INFORMATION PROVIDED:
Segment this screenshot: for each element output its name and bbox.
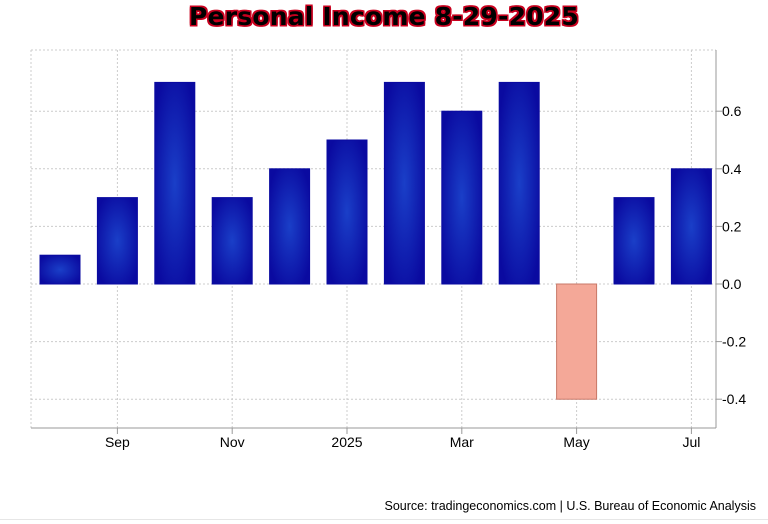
source-note: Source: tradingeconomics.com | U.S. Bure… xyxy=(384,499,756,513)
footer-divider xyxy=(0,519,768,520)
y-tick-label: -0.2 xyxy=(722,334,746,350)
bar xyxy=(39,254,81,285)
x-tick-label: Mar xyxy=(450,434,474,450)
bars xyxy=(39,81,712,400)
bar xyxy=(269,168,311,285)
y-tick-label: 0.0 xyxy=(722,276,742,292)
bar xyxy=(613,197,655,285)
bar xyxy=(383,81,425,285)
axes xyxy=(30,50,722,434)
y-tick-label: -0.4 xyxy=(722,391,746,407)
bar xyxy=(211,197,253,285)
bar-negative xyxy=(556,283,598,400)
x-axis-labels: Sep Nov 2025 Mar May Jul xyxy=(105,434,700,450)
bar xyxy=(498,81,540,285)
y-tick-label: 0.2 xyxy=(722,218,742,234)
bar xyxy=(326,139,368,285)
bar xyxy=(441,110,483,285)
bar xyxy=(670,168,712,285)
bar xyxy=(96,197,138,285)
y-tick-label: 0.4 xyxy=(722,161,742,177)
bar xyxy=(154,81,196,285)
y-tick-label: 0.6 xyxy=(722,103,742,119)
x-tick-label: May xyxy=(563,434,589,450)
x-tick-label: Nov xyxy=(220,434,245,450)
x-tick-label: 2025 xyxy=(331,434,362,450)
x-tick-label: Jul xyxy=(682,434,700,450)
chart-title: Personal Income 8-29-2025 xyxy=(189,2,579,31)
y-axis-labels: 0.6 0.4 0.2 0.0 -0.2 -0.4 xyxy=(722,103,746,407)
x-tick-label: Sep xyxy=(105,434,130,450)
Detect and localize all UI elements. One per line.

WHAT IS REQUIRED: Write out every line of the records above word for word, leaving out the pictures.

OUTPUT OF THE EXERCISE:
Segment this screenshot: for each element output its name and bbox.
source-note: Source: tradingeconomics.com | U.S. Bure… xyxy=(384,499,756,513)
footer-divider xyxy=(0,519,768,520)
y-tick-label: -0.2 xyxy=(722,334,746,350)
bar xyxy=(39,254,81,285)
x-tick-label: Mar xyxy=(450,434,474,450)
bars xyxy=(39,81,712,400)
bar xyxy=(269,168,311,285)
y-tick-label: 0.0 xyxy=(722,276,742,292)
bar xyxy=(613,197,655,285)
bar xyxy=(383,81,425,285)
axes xyxy=(30,50,722,434)
y-tick-label: -0.4 xyxy=(722,391,746,407)
bar xyxy=(211,197,253,285)
bar-negative xyxy=(556,283,598,400)
x-axis-labels: Sep Nov 2025 Mar May Jul xyxy=(105,434,700,450)
bar xyxy=(498,81,540,285)
y-tick-label: 0.2 xyxy=(722,218,742,234)
bar xyxy=(326,139,368,285)
bar xyxy=(441,110,483,285)
bar xyxy=(670,168,712,285)
bar xyxy=(96,197,138,285)
y-tick-label: 0.4 xyxy=(722,161,742,177)
bar xyxy=(154,81,196,285)
y-tick-label: 0.6 xyxy=(722,103,742,119)
x-tick-label: May xyxy=(563,434,589,450)
x-tick-label: Nov xyxy=(220,434,245,450)
x-tick-label: 2025 xyxy=(331,434,362,450)
x-tick-label: Jul xyxy=(682,434,700,450)
chart-title: Personal Income 8-29-2025 xyxy=(189,2,579,31)
y-axis-labels: 0.6 0.4 0.2 0.0 -0.2 -0.4 xyxy=(722,103,746,407)
x-tick-label: Sep xyxy=(105,434,130,450)
Detect and localize all UI elements. One per line.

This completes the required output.